** Written instruction **
Work through the material below line by line and say how many lines include the word "this". Only the number, please.
□ □ □
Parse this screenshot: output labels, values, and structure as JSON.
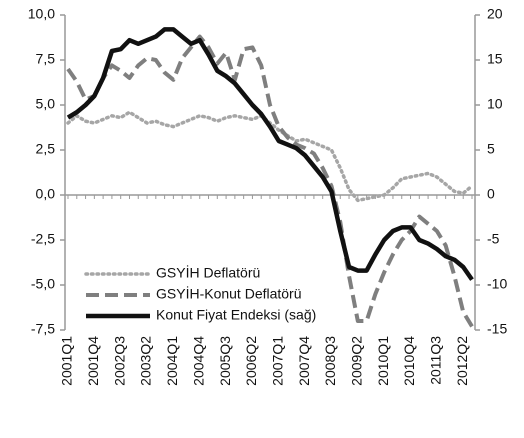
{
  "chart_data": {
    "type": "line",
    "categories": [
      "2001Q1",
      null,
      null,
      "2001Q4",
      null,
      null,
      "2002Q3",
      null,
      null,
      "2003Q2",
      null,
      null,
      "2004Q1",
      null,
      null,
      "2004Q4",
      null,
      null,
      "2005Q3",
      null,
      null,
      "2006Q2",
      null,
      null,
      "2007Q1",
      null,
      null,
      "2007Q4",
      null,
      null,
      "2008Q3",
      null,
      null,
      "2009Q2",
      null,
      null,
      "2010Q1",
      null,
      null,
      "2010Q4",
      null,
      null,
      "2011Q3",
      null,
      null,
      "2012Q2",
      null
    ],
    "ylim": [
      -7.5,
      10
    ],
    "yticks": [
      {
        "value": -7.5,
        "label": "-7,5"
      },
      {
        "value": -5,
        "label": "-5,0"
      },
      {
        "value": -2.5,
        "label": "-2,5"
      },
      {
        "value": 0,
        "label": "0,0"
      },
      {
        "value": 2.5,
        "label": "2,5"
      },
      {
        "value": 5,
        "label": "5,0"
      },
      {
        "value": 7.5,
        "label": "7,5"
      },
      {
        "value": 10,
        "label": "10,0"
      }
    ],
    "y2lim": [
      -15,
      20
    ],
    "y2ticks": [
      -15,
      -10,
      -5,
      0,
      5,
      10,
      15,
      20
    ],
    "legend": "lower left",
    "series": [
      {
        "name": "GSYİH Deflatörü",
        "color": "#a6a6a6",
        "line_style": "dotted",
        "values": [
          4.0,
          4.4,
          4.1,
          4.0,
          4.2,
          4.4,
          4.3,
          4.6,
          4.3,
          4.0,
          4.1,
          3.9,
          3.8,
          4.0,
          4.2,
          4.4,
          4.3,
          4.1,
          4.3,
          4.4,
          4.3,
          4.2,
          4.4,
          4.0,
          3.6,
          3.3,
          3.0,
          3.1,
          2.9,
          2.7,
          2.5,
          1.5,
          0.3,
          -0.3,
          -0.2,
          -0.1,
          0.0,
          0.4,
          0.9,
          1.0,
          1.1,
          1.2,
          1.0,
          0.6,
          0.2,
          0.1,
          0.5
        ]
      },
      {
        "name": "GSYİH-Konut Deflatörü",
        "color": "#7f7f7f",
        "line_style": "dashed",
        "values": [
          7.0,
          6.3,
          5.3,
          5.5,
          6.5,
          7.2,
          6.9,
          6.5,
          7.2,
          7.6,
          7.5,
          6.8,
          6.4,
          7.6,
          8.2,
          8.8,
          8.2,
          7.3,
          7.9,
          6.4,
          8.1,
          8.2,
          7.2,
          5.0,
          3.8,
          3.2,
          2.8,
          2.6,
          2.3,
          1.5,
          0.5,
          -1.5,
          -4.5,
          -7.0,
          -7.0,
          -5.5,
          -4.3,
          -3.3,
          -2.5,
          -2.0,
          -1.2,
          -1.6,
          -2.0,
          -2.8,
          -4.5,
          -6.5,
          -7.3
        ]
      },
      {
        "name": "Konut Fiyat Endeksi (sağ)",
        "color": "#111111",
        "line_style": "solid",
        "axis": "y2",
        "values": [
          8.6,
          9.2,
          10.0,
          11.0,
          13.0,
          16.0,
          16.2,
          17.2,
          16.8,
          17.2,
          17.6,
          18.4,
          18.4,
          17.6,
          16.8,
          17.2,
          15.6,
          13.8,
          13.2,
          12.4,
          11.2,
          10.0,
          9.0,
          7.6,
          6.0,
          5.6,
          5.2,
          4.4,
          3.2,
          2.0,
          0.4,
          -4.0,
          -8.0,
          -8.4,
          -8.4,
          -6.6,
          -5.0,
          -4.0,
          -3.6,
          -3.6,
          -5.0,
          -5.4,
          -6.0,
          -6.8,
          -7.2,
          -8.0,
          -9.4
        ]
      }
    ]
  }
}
□ □ □
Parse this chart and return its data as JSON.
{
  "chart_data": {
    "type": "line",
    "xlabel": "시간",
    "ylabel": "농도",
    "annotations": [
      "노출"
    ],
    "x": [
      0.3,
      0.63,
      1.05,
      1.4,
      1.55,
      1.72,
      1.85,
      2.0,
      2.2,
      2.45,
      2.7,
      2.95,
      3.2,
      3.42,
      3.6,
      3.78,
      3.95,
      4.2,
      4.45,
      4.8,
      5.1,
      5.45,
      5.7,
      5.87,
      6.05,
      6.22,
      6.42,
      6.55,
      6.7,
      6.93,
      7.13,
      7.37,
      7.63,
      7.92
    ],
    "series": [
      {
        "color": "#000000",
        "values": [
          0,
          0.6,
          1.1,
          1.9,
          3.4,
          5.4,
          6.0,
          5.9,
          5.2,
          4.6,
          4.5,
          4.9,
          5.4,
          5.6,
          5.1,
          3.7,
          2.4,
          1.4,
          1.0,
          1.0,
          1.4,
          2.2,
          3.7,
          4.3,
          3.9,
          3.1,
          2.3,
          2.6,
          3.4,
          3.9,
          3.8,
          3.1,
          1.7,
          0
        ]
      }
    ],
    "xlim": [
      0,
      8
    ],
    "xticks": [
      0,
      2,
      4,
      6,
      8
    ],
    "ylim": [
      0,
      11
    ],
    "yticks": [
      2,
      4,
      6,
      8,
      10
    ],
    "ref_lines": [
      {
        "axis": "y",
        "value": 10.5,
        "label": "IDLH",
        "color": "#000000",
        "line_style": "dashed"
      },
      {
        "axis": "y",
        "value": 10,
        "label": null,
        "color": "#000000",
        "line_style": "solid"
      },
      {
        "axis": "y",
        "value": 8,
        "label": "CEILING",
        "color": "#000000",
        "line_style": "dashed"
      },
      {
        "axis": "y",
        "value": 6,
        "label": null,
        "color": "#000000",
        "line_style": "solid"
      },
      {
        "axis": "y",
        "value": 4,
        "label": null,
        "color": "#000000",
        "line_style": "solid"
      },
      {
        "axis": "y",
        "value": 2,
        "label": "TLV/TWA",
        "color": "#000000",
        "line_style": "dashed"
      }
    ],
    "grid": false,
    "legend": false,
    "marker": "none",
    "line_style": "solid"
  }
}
□ □ □
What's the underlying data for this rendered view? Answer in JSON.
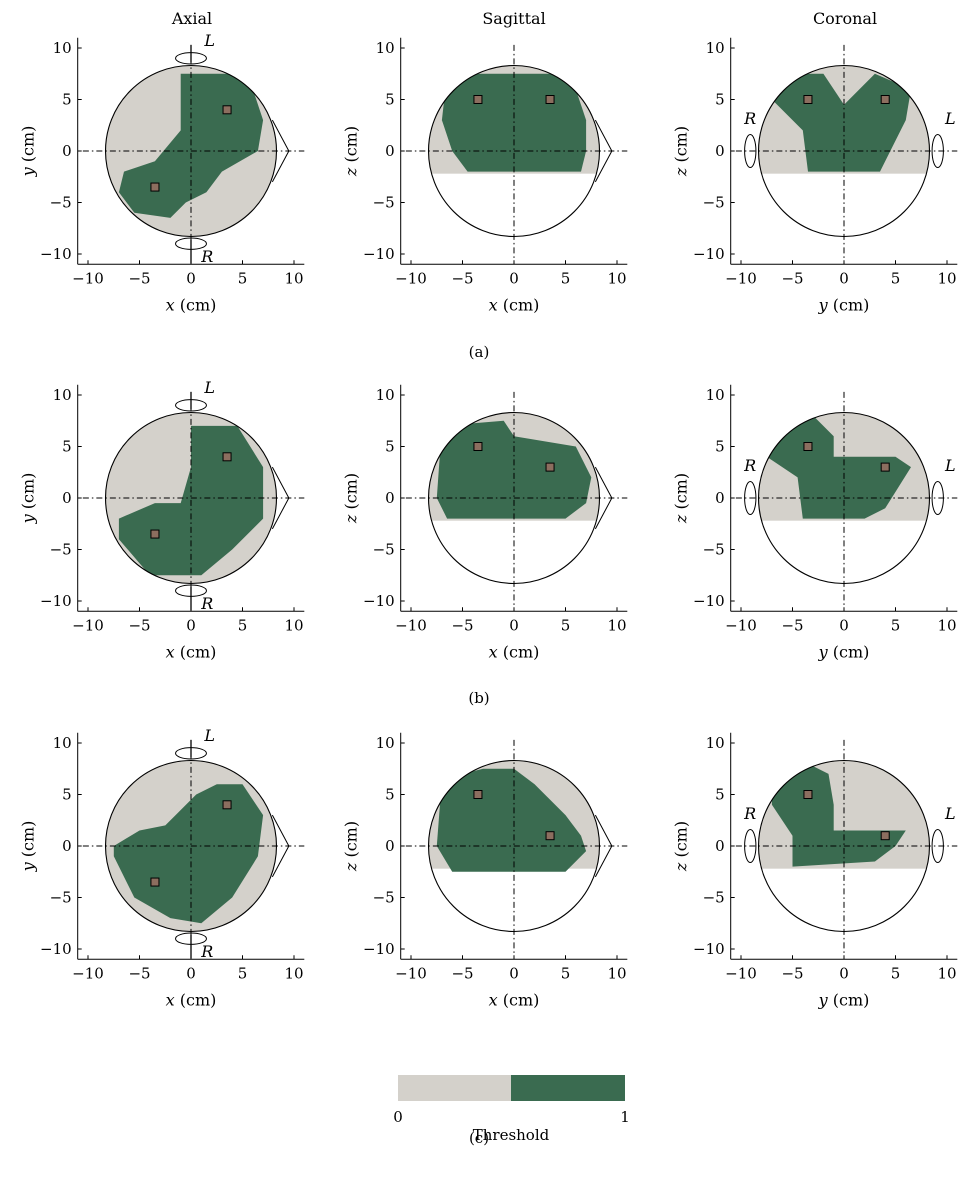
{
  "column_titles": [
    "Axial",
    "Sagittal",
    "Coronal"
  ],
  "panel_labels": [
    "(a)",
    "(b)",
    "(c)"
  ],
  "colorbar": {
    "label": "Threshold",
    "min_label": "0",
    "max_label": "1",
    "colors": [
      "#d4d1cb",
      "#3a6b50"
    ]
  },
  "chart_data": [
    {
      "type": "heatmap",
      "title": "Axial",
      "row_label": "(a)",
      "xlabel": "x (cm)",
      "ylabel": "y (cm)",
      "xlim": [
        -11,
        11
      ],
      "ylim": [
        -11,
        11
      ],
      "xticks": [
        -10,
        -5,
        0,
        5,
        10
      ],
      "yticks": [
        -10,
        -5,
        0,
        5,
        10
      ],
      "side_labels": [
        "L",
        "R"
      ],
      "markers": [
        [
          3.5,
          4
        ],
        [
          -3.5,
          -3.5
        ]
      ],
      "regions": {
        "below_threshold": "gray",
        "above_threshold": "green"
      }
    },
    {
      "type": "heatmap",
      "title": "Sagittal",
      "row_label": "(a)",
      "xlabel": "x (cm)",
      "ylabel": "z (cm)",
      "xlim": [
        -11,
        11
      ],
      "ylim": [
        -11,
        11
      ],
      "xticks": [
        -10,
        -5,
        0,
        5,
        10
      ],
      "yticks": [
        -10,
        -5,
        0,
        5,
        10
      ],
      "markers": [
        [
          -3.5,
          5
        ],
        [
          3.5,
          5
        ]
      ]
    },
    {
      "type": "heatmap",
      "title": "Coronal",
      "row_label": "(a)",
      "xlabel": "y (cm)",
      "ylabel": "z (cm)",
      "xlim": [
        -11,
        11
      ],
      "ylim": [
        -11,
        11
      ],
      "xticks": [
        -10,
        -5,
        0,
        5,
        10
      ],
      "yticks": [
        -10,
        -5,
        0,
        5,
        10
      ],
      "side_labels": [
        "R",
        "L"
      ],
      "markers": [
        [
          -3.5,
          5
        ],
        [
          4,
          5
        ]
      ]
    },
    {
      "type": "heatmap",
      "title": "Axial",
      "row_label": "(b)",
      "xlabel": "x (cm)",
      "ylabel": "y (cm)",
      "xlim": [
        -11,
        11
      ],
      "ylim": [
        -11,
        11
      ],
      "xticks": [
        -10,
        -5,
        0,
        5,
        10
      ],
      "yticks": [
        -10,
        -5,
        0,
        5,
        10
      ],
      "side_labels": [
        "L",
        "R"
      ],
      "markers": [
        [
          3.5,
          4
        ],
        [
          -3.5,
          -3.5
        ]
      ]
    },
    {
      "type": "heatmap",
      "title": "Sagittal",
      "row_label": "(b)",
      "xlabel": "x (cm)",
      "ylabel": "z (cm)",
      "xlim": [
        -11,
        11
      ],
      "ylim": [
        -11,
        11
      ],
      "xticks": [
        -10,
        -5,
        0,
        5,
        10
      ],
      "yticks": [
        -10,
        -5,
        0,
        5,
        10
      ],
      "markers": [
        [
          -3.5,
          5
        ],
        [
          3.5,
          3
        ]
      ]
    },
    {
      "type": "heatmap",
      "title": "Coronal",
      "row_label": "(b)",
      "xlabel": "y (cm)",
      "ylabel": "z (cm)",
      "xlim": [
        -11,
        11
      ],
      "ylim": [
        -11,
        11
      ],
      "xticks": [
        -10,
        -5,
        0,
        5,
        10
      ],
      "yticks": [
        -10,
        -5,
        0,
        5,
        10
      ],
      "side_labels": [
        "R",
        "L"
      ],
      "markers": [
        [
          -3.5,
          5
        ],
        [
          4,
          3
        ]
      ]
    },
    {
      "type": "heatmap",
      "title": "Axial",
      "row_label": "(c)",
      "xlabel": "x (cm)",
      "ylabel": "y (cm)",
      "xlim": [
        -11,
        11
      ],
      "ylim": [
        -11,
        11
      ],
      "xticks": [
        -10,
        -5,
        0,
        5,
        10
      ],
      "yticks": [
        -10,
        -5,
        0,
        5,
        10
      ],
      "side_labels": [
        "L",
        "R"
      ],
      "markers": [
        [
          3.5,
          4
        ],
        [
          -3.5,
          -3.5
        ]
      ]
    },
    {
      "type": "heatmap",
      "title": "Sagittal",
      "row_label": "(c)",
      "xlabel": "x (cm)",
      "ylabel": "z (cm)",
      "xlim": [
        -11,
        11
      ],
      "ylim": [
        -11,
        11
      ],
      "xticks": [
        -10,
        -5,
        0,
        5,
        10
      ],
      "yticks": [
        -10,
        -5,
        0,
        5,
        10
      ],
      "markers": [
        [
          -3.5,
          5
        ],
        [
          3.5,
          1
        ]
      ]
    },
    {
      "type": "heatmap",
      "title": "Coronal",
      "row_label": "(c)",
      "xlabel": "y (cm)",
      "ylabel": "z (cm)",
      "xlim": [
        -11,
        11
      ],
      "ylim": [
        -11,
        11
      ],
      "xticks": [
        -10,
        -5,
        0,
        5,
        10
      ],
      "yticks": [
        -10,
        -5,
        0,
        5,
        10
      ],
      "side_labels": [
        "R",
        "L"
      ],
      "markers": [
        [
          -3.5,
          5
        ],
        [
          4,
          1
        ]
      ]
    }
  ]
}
□ □ □
** Worked solution **
3